## Directions
Each line containing the word "Общество" needs to be copied.

Dataset items:

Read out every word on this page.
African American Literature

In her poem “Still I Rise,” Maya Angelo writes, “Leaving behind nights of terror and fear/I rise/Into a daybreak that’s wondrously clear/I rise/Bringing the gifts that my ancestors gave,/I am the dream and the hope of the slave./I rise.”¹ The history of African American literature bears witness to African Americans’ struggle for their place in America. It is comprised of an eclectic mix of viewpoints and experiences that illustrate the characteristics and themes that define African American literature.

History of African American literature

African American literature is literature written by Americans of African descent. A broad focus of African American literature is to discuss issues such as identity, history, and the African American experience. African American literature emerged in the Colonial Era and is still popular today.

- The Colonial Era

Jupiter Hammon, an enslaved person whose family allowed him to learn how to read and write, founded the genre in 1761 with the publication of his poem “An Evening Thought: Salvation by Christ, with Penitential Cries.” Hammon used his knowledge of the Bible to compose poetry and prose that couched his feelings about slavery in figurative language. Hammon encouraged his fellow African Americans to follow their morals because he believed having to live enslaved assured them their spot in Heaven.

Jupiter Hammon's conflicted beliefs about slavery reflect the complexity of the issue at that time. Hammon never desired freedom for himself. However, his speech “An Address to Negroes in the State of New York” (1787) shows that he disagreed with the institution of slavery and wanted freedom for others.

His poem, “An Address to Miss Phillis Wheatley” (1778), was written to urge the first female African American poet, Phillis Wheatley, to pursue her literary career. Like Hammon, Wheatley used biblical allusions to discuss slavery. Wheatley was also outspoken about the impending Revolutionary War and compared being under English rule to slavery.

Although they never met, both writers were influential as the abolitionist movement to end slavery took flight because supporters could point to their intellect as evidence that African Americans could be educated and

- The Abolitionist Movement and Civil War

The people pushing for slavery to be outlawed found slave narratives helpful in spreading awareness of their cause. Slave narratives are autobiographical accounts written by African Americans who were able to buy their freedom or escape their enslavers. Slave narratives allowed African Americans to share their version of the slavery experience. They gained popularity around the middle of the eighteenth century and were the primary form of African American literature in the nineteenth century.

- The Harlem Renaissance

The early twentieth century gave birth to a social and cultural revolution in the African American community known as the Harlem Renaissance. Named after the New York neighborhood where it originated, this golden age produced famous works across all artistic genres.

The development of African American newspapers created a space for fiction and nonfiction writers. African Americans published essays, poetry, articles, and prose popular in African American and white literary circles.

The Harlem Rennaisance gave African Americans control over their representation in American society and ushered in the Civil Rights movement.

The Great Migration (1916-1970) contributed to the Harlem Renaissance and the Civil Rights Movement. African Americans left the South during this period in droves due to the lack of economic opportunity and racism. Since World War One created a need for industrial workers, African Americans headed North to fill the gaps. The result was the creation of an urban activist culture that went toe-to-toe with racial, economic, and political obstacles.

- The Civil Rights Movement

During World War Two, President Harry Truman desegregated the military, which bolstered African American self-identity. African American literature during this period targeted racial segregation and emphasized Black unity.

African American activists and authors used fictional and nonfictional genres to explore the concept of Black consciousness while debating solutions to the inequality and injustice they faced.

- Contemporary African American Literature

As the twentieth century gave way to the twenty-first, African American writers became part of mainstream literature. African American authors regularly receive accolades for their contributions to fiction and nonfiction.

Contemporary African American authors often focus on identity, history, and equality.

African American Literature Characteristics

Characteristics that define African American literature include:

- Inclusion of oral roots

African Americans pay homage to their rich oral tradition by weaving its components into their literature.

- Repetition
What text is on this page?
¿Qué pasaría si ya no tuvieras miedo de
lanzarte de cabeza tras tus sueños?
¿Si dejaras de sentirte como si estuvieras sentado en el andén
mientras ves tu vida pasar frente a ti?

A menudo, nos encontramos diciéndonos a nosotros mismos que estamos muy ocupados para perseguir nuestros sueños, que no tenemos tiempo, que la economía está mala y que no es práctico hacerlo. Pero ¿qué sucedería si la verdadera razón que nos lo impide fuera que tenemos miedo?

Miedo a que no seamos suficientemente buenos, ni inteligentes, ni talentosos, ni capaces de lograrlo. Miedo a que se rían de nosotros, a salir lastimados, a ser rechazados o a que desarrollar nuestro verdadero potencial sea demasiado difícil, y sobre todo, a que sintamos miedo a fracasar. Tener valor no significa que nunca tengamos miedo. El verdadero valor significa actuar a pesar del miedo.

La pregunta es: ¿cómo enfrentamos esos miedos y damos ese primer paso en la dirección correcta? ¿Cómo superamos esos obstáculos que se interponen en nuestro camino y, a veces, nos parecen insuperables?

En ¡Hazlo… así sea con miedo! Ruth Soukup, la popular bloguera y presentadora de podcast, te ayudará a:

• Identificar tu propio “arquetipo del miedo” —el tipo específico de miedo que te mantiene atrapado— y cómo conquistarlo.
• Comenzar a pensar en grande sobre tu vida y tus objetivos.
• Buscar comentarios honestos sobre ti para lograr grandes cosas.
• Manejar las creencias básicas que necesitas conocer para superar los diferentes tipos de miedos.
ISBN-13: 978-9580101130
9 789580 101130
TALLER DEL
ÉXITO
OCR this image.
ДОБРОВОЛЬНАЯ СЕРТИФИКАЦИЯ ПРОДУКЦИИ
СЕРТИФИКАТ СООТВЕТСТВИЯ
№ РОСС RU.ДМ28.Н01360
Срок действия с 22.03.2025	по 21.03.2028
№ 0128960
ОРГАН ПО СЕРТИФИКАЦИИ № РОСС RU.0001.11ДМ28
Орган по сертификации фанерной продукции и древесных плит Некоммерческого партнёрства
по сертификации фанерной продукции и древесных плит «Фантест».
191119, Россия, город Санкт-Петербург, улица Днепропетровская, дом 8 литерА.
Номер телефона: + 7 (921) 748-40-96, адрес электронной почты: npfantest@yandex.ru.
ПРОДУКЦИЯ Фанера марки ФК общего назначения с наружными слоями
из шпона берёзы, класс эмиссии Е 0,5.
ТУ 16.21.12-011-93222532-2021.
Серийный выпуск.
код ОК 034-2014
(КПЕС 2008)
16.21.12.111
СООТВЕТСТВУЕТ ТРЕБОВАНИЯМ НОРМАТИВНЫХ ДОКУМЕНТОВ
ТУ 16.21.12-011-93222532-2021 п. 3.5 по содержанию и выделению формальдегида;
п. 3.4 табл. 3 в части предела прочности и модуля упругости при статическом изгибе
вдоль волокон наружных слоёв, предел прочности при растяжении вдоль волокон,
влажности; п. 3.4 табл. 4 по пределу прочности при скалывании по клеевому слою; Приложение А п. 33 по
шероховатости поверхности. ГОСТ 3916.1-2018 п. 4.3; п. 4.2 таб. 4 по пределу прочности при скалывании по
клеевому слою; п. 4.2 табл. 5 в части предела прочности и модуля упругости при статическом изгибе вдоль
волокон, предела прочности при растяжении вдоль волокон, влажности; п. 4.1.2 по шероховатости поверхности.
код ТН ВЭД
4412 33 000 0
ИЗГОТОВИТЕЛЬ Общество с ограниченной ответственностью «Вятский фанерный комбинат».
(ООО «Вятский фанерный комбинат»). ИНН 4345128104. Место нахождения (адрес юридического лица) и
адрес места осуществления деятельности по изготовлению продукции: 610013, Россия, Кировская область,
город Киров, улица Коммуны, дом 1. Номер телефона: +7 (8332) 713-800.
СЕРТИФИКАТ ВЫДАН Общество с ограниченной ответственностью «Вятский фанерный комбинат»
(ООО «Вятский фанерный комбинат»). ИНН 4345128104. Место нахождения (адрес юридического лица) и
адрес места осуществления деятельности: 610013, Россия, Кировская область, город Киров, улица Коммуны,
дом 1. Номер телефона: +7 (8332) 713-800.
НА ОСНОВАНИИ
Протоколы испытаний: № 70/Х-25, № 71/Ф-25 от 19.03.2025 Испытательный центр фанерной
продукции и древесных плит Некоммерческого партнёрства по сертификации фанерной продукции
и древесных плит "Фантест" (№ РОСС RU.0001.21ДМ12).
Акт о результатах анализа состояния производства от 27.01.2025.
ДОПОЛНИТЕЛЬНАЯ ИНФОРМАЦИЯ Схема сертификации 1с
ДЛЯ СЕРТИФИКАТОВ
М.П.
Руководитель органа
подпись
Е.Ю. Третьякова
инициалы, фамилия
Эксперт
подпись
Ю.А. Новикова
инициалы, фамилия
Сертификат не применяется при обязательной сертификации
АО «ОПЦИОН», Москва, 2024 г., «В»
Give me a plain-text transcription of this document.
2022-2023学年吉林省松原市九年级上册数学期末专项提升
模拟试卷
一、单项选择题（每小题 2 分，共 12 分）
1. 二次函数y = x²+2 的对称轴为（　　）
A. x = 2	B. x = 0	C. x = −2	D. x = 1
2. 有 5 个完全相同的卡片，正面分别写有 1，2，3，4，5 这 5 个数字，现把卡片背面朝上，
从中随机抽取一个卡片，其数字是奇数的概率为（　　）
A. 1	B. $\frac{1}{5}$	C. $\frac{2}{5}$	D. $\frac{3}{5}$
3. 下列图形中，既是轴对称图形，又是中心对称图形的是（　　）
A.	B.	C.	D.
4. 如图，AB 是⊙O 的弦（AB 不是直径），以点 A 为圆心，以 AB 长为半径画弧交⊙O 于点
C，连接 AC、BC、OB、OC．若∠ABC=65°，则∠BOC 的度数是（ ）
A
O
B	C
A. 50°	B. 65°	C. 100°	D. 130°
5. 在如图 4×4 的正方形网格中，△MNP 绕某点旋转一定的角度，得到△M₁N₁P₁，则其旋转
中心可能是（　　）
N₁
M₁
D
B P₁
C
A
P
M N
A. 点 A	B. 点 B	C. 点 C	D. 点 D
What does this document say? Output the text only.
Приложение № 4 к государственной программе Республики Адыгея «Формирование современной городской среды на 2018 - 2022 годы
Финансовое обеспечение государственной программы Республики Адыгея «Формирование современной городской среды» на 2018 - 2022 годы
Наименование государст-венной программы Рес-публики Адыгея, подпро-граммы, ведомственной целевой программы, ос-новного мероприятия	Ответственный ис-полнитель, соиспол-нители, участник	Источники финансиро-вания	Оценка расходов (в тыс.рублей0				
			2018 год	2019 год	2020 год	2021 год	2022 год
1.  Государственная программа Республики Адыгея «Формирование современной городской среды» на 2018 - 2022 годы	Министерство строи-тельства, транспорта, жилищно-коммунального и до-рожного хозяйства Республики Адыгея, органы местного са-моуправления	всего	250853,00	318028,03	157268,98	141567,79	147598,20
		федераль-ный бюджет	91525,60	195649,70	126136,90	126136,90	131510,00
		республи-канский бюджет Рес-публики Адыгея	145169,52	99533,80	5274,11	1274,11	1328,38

## Result of the exercise
ИЗГОТОВИТЕЛЬ Общество с ограниченной ответственностью «Вятский фанерный комбинат».
СЕРТИФИКАТ ВЫДАН Общество с ограниченной ответственностью «Вятский фанерный комбинат»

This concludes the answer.